Extrait:
↓

Le pape a en effet beaucoup développé, mercredi, lors de l’audience générale d’hier, cette méditation qui n’est pas sans rappeler les accents de saint Maxime le Confesseur sur les deux volontés du Fils manifestées à Getsémani : la volonté humaine et la volonté divine (Cf. Zenit du 20 avril 2011 pour le texte intégral).

Appel à la vigilance

Le pape actualise cette méditation en appel à la vigilance pour aujourd’hui aussi en disant : « Conscient de sa mort imminente sur la croix, Il ressent une profonde angoisse et l’approche de la mort. Dans cette situation, apparaît également un élément de grande importance pour toute l’Eglise. Jésus dit aux siens : demeurez ici et veillez ; et cet appel à la vigilance concerne précisément ce moment d’angoisse, de menace, au cours duquel arrivera le traître, mais il concerne toute l’histoire de l’Eglise ».

Le pape montre que cet avertissement résonne dans tous les siècles de l’histoire des hommes : « C’est un message permanent pour tous les temps, car la somnolence des disciples était le problème non seulement de ce moment, mais est le problème de toute l’histoire ».

Mais en quoi consistent ce sommeil et cette veille ? se demande le pape.

↑

Objectif A:
Répondez à ces questions sur l'article sur l'audience du pape :
(i) Quel jour de la semaine l'audience générale a-t-elle eu lieu ?
(ii) À quel saint la méditation du pape fait-elle penser ?
(iii) Quelles paroles Jésus adresse-t-il aux siens, selon le pape ?
Objectif B: Recopiez, dans l'article sur l'audience du pape, tout le passage qui va de « Le pape a en » jusqu'à « le texte intégral). ».
Objectif C: Donnez la suite de l'article sur l'audience du pape, après sa dernière phrase.
Les lignes qui suivent n'ont aucun lien avec l'article sur l'audience du pape.

Extrait de données:
↓

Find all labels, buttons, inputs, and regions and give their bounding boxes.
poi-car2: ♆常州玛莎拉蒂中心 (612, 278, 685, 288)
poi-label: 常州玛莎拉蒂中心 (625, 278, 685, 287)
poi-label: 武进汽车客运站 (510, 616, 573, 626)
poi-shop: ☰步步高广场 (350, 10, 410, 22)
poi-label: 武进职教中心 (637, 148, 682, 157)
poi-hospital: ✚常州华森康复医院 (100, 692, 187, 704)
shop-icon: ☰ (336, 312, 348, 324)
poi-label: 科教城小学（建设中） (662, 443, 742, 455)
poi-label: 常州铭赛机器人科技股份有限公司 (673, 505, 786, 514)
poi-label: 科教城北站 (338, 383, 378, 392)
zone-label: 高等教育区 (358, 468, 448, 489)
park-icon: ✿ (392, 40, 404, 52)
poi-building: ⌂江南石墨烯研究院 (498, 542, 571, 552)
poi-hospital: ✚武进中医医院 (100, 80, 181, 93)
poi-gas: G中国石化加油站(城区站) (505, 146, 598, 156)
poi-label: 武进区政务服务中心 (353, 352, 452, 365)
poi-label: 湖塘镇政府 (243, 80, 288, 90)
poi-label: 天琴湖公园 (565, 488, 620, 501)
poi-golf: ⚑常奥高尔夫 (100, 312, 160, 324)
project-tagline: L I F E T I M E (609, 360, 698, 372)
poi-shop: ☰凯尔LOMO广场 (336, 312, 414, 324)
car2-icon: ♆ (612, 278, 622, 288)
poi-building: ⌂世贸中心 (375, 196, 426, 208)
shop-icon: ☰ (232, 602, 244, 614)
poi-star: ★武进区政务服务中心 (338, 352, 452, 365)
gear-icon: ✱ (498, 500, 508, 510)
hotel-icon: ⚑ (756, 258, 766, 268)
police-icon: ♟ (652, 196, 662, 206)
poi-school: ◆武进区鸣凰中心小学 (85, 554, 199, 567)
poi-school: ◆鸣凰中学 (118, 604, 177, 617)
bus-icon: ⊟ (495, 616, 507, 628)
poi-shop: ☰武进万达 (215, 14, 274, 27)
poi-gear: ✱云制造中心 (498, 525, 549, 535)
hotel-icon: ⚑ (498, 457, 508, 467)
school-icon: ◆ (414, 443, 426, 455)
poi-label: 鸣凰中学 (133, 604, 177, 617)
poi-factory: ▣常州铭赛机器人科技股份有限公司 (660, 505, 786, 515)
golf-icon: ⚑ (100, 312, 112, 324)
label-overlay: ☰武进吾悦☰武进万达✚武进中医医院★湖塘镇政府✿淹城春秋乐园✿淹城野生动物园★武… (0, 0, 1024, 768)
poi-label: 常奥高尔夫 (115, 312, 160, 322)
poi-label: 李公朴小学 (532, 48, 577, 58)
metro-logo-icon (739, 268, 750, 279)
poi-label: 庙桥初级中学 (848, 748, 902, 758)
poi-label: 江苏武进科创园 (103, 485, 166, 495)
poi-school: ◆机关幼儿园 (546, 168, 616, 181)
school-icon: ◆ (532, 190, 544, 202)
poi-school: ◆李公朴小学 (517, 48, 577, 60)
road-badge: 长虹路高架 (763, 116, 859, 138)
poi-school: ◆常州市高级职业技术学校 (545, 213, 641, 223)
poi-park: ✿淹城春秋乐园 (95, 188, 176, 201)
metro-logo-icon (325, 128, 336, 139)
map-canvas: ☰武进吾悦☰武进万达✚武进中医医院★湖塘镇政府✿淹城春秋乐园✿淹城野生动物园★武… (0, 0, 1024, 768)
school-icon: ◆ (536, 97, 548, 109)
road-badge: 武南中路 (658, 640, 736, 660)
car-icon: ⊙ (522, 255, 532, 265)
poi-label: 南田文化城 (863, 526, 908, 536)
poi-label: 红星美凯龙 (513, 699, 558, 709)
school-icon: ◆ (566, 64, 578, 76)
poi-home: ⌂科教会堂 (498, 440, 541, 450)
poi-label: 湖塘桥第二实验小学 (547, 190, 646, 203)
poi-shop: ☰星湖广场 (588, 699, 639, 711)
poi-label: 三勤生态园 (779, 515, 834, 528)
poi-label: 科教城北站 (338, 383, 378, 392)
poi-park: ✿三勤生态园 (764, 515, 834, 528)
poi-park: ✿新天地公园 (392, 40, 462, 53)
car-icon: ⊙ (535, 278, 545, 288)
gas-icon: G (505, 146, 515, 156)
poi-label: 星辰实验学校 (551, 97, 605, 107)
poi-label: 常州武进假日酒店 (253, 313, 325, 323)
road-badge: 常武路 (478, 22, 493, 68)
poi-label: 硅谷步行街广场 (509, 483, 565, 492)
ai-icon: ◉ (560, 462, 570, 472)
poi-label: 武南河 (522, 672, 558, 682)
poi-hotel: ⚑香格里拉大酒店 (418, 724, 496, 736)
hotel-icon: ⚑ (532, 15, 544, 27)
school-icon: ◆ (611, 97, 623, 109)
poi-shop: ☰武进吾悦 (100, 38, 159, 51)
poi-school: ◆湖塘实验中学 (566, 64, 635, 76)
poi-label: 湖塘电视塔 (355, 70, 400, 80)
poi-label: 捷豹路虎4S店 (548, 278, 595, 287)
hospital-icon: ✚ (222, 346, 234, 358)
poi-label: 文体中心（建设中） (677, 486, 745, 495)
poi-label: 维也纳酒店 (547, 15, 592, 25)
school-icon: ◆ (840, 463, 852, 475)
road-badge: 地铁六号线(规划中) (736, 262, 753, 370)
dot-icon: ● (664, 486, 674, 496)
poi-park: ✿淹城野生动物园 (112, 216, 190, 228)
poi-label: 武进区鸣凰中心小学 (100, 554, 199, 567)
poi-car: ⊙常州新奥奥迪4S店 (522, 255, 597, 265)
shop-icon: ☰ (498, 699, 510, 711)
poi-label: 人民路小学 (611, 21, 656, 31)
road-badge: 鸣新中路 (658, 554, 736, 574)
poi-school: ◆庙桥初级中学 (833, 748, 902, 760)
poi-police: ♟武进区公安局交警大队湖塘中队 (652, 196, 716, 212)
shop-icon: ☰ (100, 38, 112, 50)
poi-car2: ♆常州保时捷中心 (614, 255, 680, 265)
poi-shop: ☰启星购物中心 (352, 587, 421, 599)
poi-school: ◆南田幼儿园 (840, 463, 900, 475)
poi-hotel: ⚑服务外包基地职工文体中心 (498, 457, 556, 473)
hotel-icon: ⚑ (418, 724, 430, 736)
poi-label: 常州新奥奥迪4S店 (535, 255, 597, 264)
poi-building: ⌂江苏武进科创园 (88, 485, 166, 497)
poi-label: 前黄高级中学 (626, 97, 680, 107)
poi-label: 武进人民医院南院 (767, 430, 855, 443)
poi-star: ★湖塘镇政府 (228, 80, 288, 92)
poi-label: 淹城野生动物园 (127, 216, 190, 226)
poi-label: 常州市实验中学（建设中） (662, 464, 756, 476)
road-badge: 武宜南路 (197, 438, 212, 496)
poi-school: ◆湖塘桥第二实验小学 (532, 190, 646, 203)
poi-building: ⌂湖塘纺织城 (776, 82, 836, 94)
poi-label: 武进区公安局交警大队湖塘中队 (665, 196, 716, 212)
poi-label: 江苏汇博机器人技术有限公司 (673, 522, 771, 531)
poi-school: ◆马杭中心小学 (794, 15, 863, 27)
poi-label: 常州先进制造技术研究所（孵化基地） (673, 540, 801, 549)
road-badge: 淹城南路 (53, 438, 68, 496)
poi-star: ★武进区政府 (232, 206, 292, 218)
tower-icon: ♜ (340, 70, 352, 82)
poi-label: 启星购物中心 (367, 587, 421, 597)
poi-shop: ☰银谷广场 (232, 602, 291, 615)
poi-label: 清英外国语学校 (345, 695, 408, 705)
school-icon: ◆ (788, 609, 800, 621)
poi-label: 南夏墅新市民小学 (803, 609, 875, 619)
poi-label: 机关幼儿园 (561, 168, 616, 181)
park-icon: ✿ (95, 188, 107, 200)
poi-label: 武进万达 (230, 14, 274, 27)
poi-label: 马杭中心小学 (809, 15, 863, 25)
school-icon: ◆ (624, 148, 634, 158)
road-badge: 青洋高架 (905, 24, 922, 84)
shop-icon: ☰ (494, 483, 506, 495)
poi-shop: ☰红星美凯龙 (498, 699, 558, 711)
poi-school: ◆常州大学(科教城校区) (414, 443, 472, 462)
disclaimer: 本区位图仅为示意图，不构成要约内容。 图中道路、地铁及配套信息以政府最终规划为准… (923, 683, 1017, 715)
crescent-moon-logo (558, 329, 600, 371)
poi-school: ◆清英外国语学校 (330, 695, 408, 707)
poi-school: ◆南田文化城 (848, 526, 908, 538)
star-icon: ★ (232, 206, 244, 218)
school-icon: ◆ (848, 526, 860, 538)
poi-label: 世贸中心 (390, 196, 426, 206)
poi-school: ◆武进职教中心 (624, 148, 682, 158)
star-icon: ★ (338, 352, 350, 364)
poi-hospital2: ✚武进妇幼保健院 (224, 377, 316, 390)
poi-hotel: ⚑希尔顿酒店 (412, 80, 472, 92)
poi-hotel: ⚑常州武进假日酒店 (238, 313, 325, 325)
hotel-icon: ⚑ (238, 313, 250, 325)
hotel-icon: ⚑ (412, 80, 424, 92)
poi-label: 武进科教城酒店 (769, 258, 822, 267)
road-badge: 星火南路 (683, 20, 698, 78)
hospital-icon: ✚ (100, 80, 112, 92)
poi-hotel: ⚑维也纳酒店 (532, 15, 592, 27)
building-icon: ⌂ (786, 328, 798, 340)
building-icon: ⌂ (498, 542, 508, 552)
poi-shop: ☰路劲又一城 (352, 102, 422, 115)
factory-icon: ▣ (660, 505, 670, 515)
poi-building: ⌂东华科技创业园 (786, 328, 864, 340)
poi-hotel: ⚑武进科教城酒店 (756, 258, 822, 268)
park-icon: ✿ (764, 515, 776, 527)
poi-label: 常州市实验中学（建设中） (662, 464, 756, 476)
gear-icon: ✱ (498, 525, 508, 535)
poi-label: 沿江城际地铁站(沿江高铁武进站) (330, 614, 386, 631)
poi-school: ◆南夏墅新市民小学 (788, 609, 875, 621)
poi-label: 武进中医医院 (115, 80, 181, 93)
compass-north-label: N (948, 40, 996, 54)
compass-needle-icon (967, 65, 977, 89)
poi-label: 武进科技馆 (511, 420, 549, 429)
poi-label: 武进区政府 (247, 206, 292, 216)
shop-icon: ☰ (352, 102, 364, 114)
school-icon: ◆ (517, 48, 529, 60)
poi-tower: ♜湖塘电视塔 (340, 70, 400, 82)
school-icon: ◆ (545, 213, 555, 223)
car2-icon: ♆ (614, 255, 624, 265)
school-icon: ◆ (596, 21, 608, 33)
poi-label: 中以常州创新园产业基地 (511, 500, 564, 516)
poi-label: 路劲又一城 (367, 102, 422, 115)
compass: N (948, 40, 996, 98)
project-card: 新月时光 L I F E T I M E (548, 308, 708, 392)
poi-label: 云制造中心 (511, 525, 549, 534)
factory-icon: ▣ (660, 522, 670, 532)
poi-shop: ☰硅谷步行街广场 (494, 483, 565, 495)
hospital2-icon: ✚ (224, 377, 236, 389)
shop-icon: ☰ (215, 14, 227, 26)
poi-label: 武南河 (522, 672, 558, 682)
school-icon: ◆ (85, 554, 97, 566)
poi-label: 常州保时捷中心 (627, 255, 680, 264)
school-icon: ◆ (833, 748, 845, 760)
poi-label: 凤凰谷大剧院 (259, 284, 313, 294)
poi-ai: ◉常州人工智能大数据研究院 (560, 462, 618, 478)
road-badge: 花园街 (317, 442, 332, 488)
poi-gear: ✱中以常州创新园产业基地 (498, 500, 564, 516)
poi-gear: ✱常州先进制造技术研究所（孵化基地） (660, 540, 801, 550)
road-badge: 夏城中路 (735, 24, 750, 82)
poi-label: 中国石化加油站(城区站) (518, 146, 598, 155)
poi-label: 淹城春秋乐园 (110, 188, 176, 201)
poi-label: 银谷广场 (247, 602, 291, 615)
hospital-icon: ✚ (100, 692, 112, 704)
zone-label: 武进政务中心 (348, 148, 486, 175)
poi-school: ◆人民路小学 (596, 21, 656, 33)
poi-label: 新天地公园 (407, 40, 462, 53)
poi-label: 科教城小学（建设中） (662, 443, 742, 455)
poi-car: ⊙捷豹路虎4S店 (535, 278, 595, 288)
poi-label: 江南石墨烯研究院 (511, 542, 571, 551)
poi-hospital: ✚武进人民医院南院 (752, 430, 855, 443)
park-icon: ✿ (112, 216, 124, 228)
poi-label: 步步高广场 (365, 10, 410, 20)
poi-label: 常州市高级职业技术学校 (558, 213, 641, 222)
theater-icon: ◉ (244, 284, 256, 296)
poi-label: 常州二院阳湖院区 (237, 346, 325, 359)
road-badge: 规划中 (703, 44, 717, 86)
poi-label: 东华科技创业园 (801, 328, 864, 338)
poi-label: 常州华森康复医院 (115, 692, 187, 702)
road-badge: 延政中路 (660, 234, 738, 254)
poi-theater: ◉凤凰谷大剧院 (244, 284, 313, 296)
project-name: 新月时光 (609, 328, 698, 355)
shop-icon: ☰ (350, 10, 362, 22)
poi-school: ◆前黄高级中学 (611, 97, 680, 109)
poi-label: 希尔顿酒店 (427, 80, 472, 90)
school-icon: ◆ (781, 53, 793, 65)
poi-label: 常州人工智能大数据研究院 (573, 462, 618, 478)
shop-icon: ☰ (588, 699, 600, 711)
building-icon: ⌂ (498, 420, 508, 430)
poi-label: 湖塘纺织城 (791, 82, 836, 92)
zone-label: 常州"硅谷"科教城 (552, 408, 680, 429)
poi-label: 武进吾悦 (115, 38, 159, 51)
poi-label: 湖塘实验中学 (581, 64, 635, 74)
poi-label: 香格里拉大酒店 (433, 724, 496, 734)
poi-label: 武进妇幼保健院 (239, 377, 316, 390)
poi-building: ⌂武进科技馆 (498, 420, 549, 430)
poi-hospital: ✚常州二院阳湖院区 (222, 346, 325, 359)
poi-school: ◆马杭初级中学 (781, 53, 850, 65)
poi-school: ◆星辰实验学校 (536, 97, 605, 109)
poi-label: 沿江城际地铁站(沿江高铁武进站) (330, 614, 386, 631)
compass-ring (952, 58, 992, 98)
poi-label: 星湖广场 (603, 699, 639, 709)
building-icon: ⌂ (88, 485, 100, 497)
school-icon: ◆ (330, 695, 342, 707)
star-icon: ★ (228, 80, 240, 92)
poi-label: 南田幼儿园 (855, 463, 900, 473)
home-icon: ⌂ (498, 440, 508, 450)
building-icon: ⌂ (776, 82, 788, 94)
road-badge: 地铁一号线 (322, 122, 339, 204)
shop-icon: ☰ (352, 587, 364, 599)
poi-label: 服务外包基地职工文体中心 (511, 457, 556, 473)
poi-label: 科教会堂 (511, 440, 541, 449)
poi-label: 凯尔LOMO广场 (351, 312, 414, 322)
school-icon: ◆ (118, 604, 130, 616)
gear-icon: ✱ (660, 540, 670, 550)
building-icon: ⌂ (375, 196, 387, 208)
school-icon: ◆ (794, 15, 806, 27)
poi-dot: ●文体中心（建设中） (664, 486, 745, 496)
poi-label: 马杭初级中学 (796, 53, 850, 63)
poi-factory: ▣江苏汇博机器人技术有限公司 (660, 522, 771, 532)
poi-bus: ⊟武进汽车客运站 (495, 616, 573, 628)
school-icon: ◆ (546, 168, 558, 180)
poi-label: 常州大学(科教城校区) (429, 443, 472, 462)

↑

Résultat A:
(i) Le mercredi.
(ii) À saint Maxime le Confesseur.
(iii) « demeurez ici et veillez »

Résultat B:
Le pape a en effet beaucoup développé, mercredi, lors de l’audience générale d’hier, cette méditation qui n’est pas sans rappeler les accents de saint Maxime le Confesseur sur les deux volontés du Fils manifestées à Getsémani : la volonté humaine et la volonté divine (Cf. Zenit du 20 avril 2011 pour le texte intégral).

Résultat C:
Et de répondre : « Je dirais que la somnolence des disciples tout au long de l’histoire est un certain manque de sensibilité de l’âme pour le pouvoir du mal, un manque de sensibilité pour tout le mal du monde. Nous ne voulons pas nous laisser trop troubler par ces choses, nous voulons les oublier : nous pensons que ce ne sera peut-être pas si grave, et nous oublions ».

Manque de sensibilité pour Dieu

« Et il ne s’agit pas seulement, insiste Benoît XVI, de manque de sensibilité pour le mal, alors que nous devrions veiller pour faire le bien, pour lutter pour la force du bien. C’est un manque de sensibilité pour Dieu : telle est notre véritable somnolence ; ce manque de sensibilité pour la présence de Dieu qui nous rend insensibles également au mal ».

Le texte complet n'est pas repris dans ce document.